▶ Stored data
· · · · · · ·

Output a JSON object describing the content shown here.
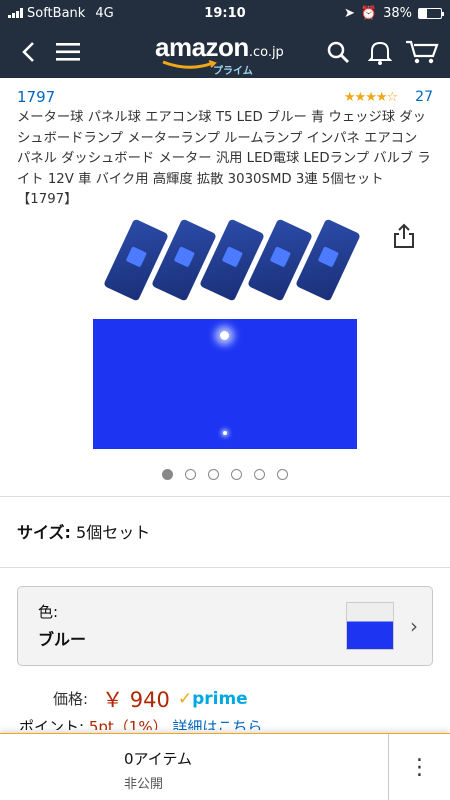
{
  "status_bar": {
    "carrier": "SoftBank",
    "network": "4G",
    "time": "19:10",
    "battery": "38%",
    "battery_level": 0.38
  },
  "header": {
    "logo_text": "amazon",
    "logo_suffix": ".co.jp",
    "logo_sub": "プライム"
  },
  "product": {
    "brand": "1797",
    "rating": 4.5,
    "rating_count": "27",
    "title": "メーター球 パネル球 エアコン球 T5 LED ブルー 青 ウェッジ球 ダッシュボードランプ メーターランプ ルームランプ インパネ エアコン パネル ダッシュボード メーター 汎用 LED電球 LEDランプ バルブ ライト 12V 車 バイク用 高輝度 拡散 3030SMD 3連 5個セット【1797】",
    "image_count": 6,
    "active_image": 0
  },
  "size": {
    "label": "サイズ:",
    "value": "5個セット"
  },
  "variant": {
    "label": "色:",
    "value": "ブルー"
  },
  "price": {
    "label": "価格:",
    "value": "￥ 940",
    "prime": "prime"
  },
  "points": {
    "label": "ポイント:",
    "value": "5pt（1%）",
    "link": "詳細はこちら"
  },
  "bottom_bar": {
    "cart_text": "0アイテム",
    "cart_sub": "非公開"
  },
  "colors": {
    "nav_bg": "#232f3e",
    "link": "#0066c0",
    "price": "#b12704",
    "star": "#f0a81a",
    "prime": "#00a8e1"
  }
}
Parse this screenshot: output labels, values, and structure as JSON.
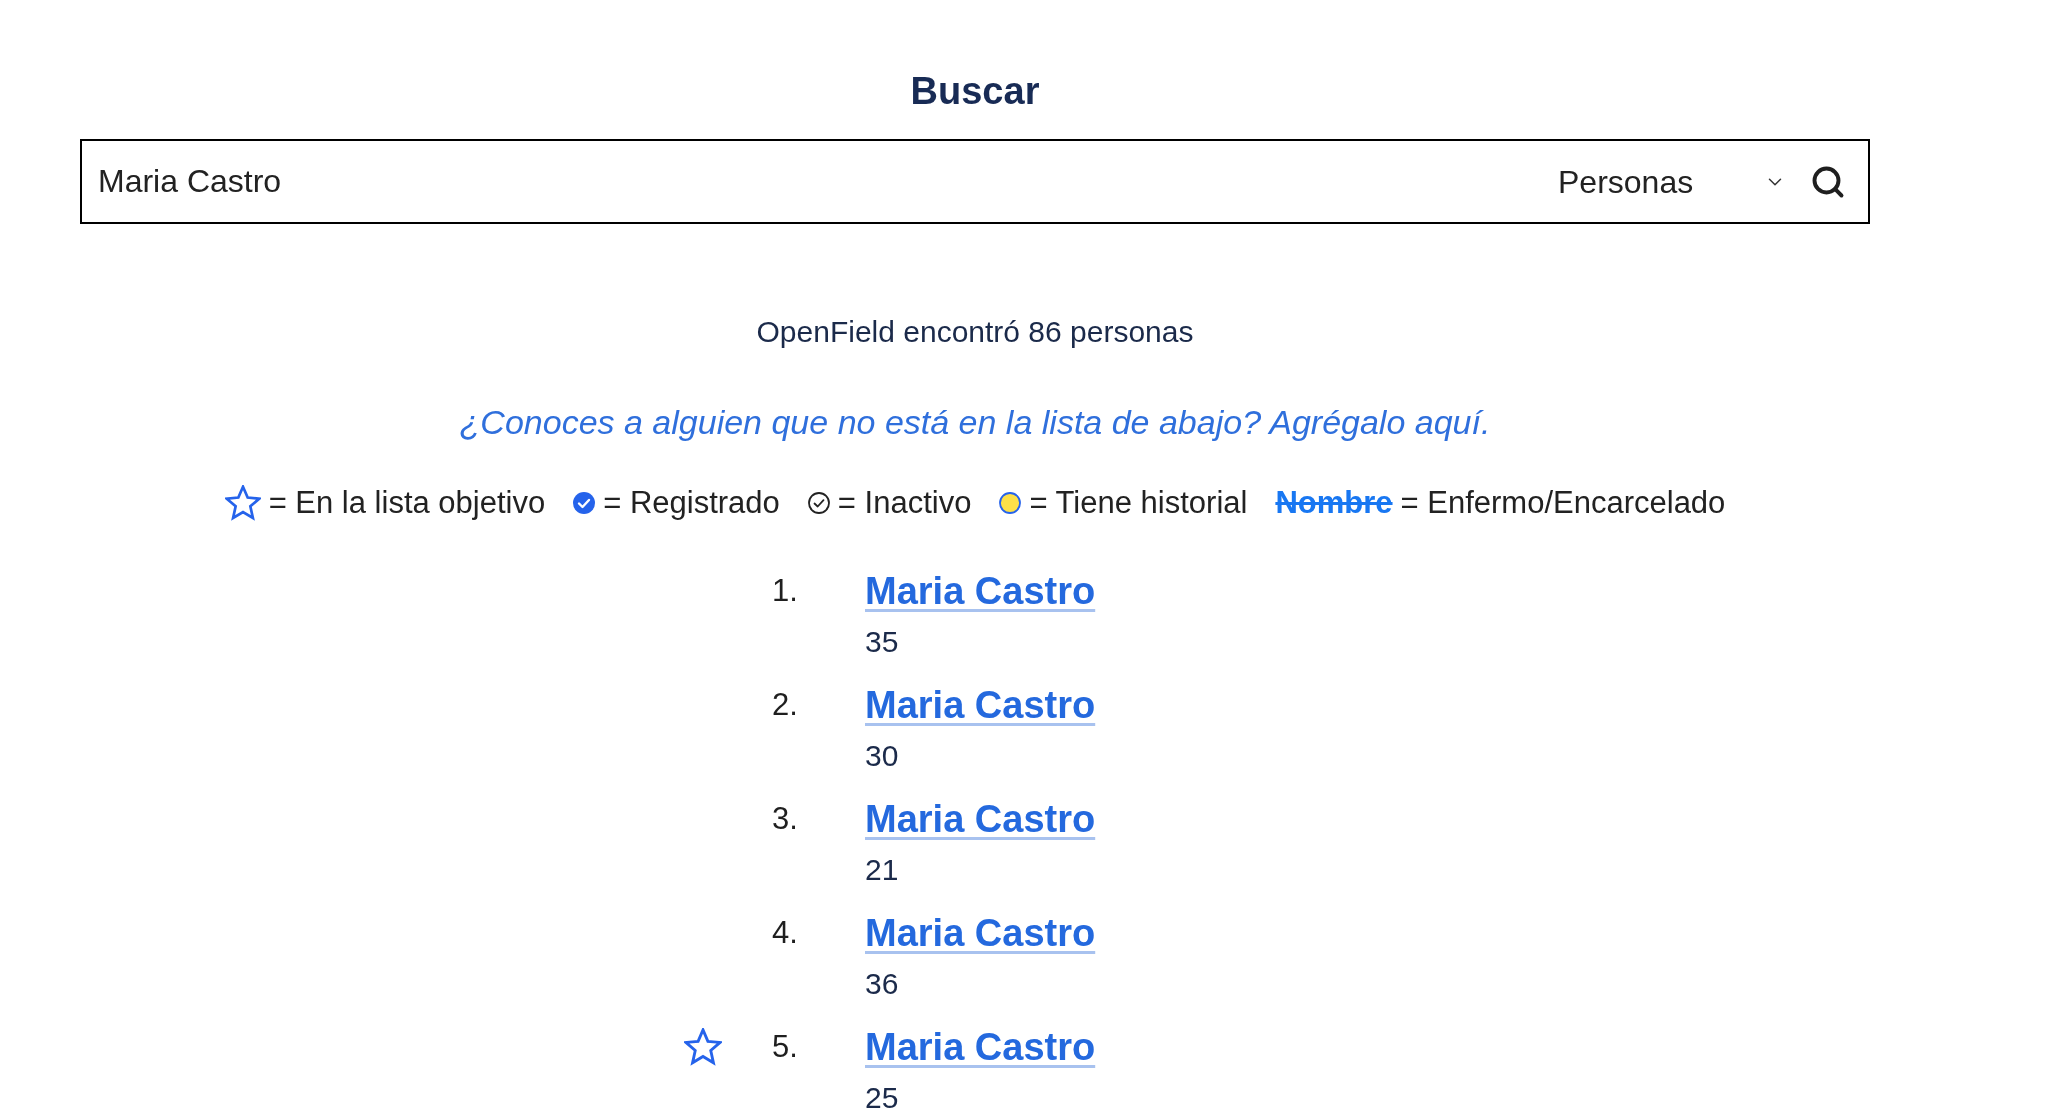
{
  "title": "Buscar",
  "search": {
    "value": "Maria Castro",
    "category": "Personas"
  },
  "result_count": "OpenField encontró 86 personas",
  "add_link": "¿Conoces a alguien que no está en la lista de abajo? Agrégalo aquí.",
  "legend": [
    {
      "kind": "target",
      "label": "= En la lista objetivo"
    },
    {
      "kind": "registered",
      "label": "= Registrado"
    },
    {
      "kind": "inactive",
      "label": "= Inactivo"
    },
    {
      "kind": "history",
      "label": "= Tiene historial"
    },
    {
      "kind": "sick",
      "sample": "Nombre",
      "label": "= Enfermo/Encarcelado"
    }
  ],
  "results": [
    {
      "number": "1.",
      "name": "Maria Castro",
      "age": "35",
      "on_target_list": false
    },
    {
      "number": "2.",
      "name": "Maria Castro",
      "age": "30",
      "on_target_list": false
    },
    {
      "number": "3.",
      "name": "Maria Castro",
      "age": "21",
      "on_target_list": false
    },
    {
      "number": "4.",
      "name": "Maria Castro",
      "age": "36",
      "on_target_list": false
    },
    {
      "number": "5.",
      "name": "Maria Castro",
      "age": "25",
      "on_target_list": true
    }
  ]
}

· · · · · · ·

▶ EXERCISE DIRECTIONS
Each entry must be retyped word for word, with every image omitted.

▶ SOLUTION TO THE PROBLEM
Output a JSON object describing the content shown here.
{
  "status_bar": {
    "carrier": "SoftBank",
    "network": "4G",
    "time": "19:10",
    "battery": "38%",
    "battery_level": 0.38
  },
  "header": {
    "logo_text": "amazon",
    "logo_suffix": ".co.jp",
    "logo_sub": "プライム"
  },
  "product": {
    "brand": "1797",
    "rating": 4.5,
    "rating_count": "27",
    "title": "メーター球 パネル球 エアコン球 T5 LED ブルー 青 ウェッジ球 ダッシュボードランプ メーターランプ ルームランプ インパネ エアコン パネル ダッシュボード メーター 汎用 LED電球 LEDランプ バルブ ライト 12V 車 バイク用 高輝度 拡散 3030SMD 3連 5個セット【1797】",
    "image_count": 6,
    "active_image": 0
  },
  "size": {
    "label": "サイズ:",
    "value": "5個セット"
  },
  "variant": {
    "label": "色:",
    "value": "ブルー"
  },
  "price": {
    "label": "価格:",
    "value": "￥ 940",
    "prime": "prime"
  },
  "points": {
    "label": "ポイント:",
    "value": "5pt（1%）",
    "link": "詳細はこちら"
  },
  "bottom_bar": {
    "cart_text": "0アイテム",
    "cart_sub": "非公開"
  },
  "colors": {
    "nav_bg": "#232f3e",
    "link": "#0066c0",
    "price": "#b12704",
    "star": "#f0a81a",
    "prime": "#00a8e1"
  }
}
Parse this screenshot: output labels, values, and structure as JSON.
{
  "title": "Buscar",
  "search": {
    "value": "Maria Castro",
    "category": "Personas"
  },
  "result_count": "OpenField encontró 86 personas",
  "add_link": "¿Conoces a alguien que no está en la lista de abajo? Agrégalo aquí.",
  "legend": [
    {
      "kind": "target",
      "label": "= En la lista objetivo"
    },
    {
      "kind": "registered",
      "label": "= Registrado"
    },
    {
      "kind": "inactive",
      "label": "= Inactivo"
    },
    {
      "kind": "history",
      "label": "= Tiene historial"
    },
    {
      "kind": "sick",
      "sample": "Nombre",
      "label": "= Enfermo/Encarcelado"
    }
  ],
  "results": [
    {
      "number": "1.",
      "name": "Maria Castro",
      "age": "35",
      "on_target_list": false
    },
    {
      "number": "2.",
      "name": "Maria Castro",
      "age": "30",
      "on_target_list": false
    },
    {
      "number": "3.",
      "name": "Maria Castro",
      "age": "21",
      "on_target_list": false
    },
    {
      "number": "4.",
      "name": "Maria Castro",
      "age": "36",
      "on_target_list": false
    },
    {
      "number": "5.",
      "name": "Maria Castro",
      "age": "25",
      "on_target_list": true
    }
  ]
}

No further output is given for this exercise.